Task brief:
Go through the listing and copy every line word for word.

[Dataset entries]
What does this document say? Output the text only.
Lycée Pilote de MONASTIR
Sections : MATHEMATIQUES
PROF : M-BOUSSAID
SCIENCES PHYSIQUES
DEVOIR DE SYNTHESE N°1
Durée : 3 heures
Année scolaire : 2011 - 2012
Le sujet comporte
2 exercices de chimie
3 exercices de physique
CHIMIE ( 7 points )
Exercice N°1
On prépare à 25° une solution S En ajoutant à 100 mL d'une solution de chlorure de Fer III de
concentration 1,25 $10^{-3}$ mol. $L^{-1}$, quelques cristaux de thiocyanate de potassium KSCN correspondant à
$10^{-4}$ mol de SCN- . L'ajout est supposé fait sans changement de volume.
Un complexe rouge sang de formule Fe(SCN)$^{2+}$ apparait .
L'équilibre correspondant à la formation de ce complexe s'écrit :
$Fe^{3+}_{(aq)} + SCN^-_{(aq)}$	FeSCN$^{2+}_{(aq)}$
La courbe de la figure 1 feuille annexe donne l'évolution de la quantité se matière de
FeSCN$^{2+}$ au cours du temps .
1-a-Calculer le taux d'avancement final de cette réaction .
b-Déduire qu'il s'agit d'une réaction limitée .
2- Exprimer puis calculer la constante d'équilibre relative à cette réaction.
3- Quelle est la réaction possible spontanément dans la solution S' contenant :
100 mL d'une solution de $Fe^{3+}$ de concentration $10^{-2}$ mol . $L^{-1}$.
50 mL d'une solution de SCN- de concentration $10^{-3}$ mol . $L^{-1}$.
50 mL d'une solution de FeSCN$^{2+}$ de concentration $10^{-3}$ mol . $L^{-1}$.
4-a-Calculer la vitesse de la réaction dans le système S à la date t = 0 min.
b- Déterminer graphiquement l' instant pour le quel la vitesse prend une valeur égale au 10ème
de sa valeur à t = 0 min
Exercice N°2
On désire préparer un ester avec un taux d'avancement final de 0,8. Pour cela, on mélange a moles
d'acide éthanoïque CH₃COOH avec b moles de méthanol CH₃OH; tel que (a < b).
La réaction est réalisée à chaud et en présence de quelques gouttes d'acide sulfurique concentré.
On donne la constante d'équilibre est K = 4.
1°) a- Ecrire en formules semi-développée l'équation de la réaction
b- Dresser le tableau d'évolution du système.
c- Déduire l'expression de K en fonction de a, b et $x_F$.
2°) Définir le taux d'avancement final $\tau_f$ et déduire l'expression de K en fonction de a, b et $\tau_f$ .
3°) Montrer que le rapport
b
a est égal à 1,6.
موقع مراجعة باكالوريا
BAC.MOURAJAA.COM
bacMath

Solution to the problem:
What does this document say? Output the text only.
Lycée Pilote de MONASTIR
Sections : MATHEMATIQUES
PROF : M-BOUSSAID
SCIENCES PHYSIQUES
DEVOIR DE SYNTHESE N°1
Durée : 3 heures
Année scolaire : 2011 - 2012
Le sujet comporte
2 exercices de chimie
3 exercices de physique
CHIMIE ( 7 points )
Exercice N°1
On prépare à 25° une solution S En ajoutant à 100 mL d'une solution de chlorure de Fer III de
concentration 1,25 $10^{-3}$ mol. $L^{-1}$, quelques cristaux de thiocyanate de potassium KSCN correspondant à
$10^{-4}$ mol de SCN- . L'ajout est supposé fait sans changement de volume.
Un complexe rouge sang de formule Fe(SCN)$^{2+}$ apparait .
L'équilibre correspondant à la formation de ce complexe s'écrit :
$Fe^{3+}_{(aq)} + SCN^-_{(aq)}$	FeSCN$^{2+}_{(aq)}$
La courbe de la figure 1 feuille annexe donne l'évolution de la quantité se matière de
FeSCN$^{2+}$ au cours du temps .
1-a-Calculer le taux d'avancement final de cette réaction .
b-Déduire qu'il s'agit d'une réaction limitée .
2- Exprimer puis calculer la constante d'équilibre relative à cette réaction.
3- Quelle est la réaction possible spontanément dans la solution S' contenant :
100 mL d'une solution de $Fe^{3+}$ de concentration $10^{-2}$ mol . $L^{-1}$.
50 mL d'une solution de SCN- de concentration $10^{-3}$ mol . $L^{-1}$.
50 mL d'une solution de FeSCN$^{2+}$ de concentration $10^{-3}$ mol . $L^{-1}$.
4-a-Calculer la vitesse de la réaction dans le système S à la date t = 0 min.
b- Déterminer graphiquement l' instant pour le quel la vitesse prend une valeur égale au 10ème
de sa valeur à t = 0 min
Exercice N°2
On désire préparer un ester avec un taux d'avancement final de 0,8. Pour cela, on mélange a moles
d'acide éthanoïque CH₃COOH avec b moles de méthanol CH₃OH; tel que (a < b).
La réaction est réalisée à chaud et en présence de quelques gouttes d'acide sulfurique concentré.
On donne la constante d'équilibre est K = 4.
1°) a- Ecrire en formules semi-développée l'équation de la réaction
b- Dresser le tableau d'évolution du système.
c- Déduire l'expression de K en fonction de a, b et $x_F$.
2°) Définir le taux d'avancement final $\tau_f$ et déduire l'expression de K en fonction de a, b et $\tau_f$ .
3°) Montrer que le rapport
b
a est égal à 1,6.
موقع مراجعة باكالوريا
BAC.MOURAJAA.COM
bacMath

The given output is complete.